Where the data below has the string "this", return the whole line.

Stored data entries:
>> begin
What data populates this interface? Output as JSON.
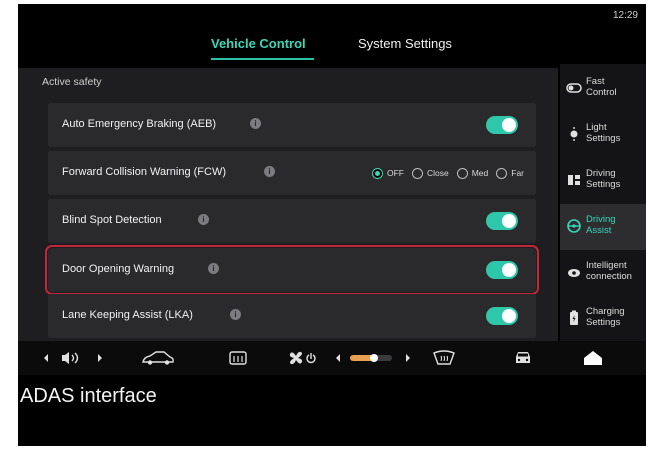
{
  "status": {
    "clock": "12:29"
  },
  "tabs": [
    {
      "label": "Vehicle Control",
      "active": true
    },
    {
      "label": "System Settings",
      "active": false
    }
  ],
  "section_title": "Active safety",
  "rows": [
    {
      "label": "Auto Emergency Braking (AEB)",
      "control": "toggle",
      "on": true
    },
    {
      "label": "Forward Collision Warning (FCW)",
      "control": "radio",
      "options": [
        "OFF",
        "Close",
        "Med",
        "Far"
      ],
      "selected": "OFF"
    },
    {
      "label": "Blind Spot Detection",
      "control": "toggle",
      "on": true
    },
    {
      "label": "Door Opening Warning",
      "control": "toggle",
      "on": true,
      "highlighted": true
    },
    {
      "label": "Lane Keeping Assist (LKA)",
      "control": "toggle",
      "on": true
    }
  ],
  "sidebar": {
    "items": [
      {
        "label": "Fast\nControl",
        "icon": "fast-control-icon",
        "active": false
      },
      {
        "label": "Light\nSettings",
        "icon": "light-icon",
        "active": false
      },
      {
        "label": "Driving\nSettings",
        "icon": "driving-settings-icon",
        "active": false
      },
      {
        "label": "Driving\nAssist",
        "icon": "steering-wheel-icon",
        "active": true
      },
      {
        "label": "Intelligent\nconnection",
        "icon": "connection-icon",
        "active": false
      },
      {
        "label": "Charging\nSettings",
        "icon": "charging-icon",
        "active": false
      }
    ]
  },
  "caption": "ADAS interface",
  "colors": {
    "accent": "#39d6b8",
    "toggle_on": "#2fc7a9",
    "highlight": "#c0263a"
  }
}
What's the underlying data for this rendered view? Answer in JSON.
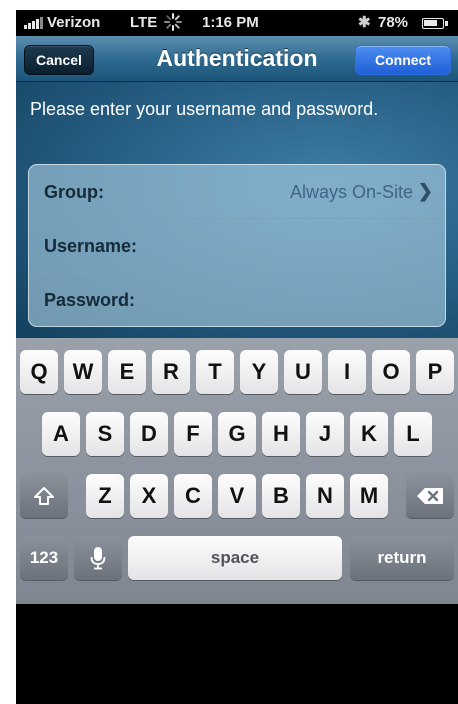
{
  "status_bar": {
    "carrier": "Verizon",
    "network": "LTE",
    "time": "1:16 PM",
    "battery_percent": "78%",
    "battery_level": 0.78,
    "icons": [
      "signal-bars-icon",
      "activity-spinner-icon",
      "bluetooth-icon",
      "battery-icon"
    ]
  },
  "navbar": {
    "cancel_label": "Cancel",
    "title": "Authentication",
    "connect_label": "Connect",
    "connect_color": "#2f6fe0"
  },
  "form": {
    "prompt": "Please enter your username and password.",
    "group_label": "Group:",
    "group_value": "Always On-Site",
    "username_label": "Username:",
    "username_value": "",
    "password_label": "Password:",
    "password_value": ""
  },
  "keyboard": {
    "row1": [
      "Q",
      "W",
      "E",
      "R",
      "T",
      "Y",
      "U",
      "I",
      "O",
      "P"
    ],
    "row2": [
      "A",
      "S",
      "D",
      "F",
      "G",
      "H",
      "J",
      "K",
      "L"
    ],
    "row3": [
      "Z",
      "X",
      "C",
      "V",
      "B",
      "N",
      "M"
    ],
    "numbers_label": "123",
    "space_label": "space",
    "return_label": "return",
    "icons": [
      "shift-icon",
      "backspace-icon",
      "microphone-icon"
    ]
  }
}
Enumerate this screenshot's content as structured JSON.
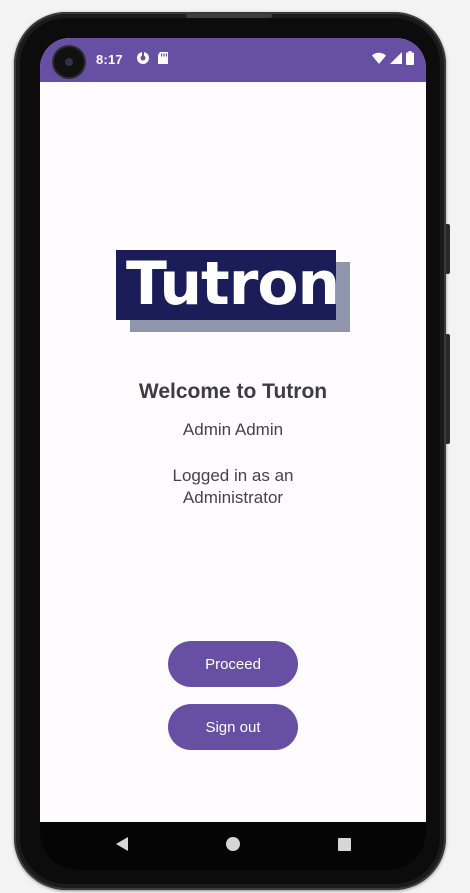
{
  "status_bar": {
    "time": "8:17",
    "icons_left": [
      "privacy-indicator-icon",
      "sd-card-icon"
    ],
    "icons_right": [
      "wifi-icon",
      "signal-icon",
      "battery-icon"
    ],
    "background_color": "#6750a4"
  },
  "logo": {
    "text": "Tutron",
    "colors": {
      "box": "#1a1d58",
      "shadow": "#8e95ad",
      "text": "#ffffff"
    }
  },
  "welcome": {
    "title": "Welcome to Tutron",
    "user_name": "Admin Admin",
    "role_text": "Logged in as an Administrator"
  },
  "buttons": {
    "proceed_label": "Proceed",
    "sign_out_label": "Sign out",
    "color": "#6750a4"
  },
  "nav_bar": {
    "icons": [
      "back-icon",
      "home-icon",
      "recents-icon"
    ]
  }
}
>> end
The solution:
What data populates this interface? Output as JSON.
What's the underlying data for this rendered view? Answer in JSON.
Enumerate this screenshot's content as structured JSON.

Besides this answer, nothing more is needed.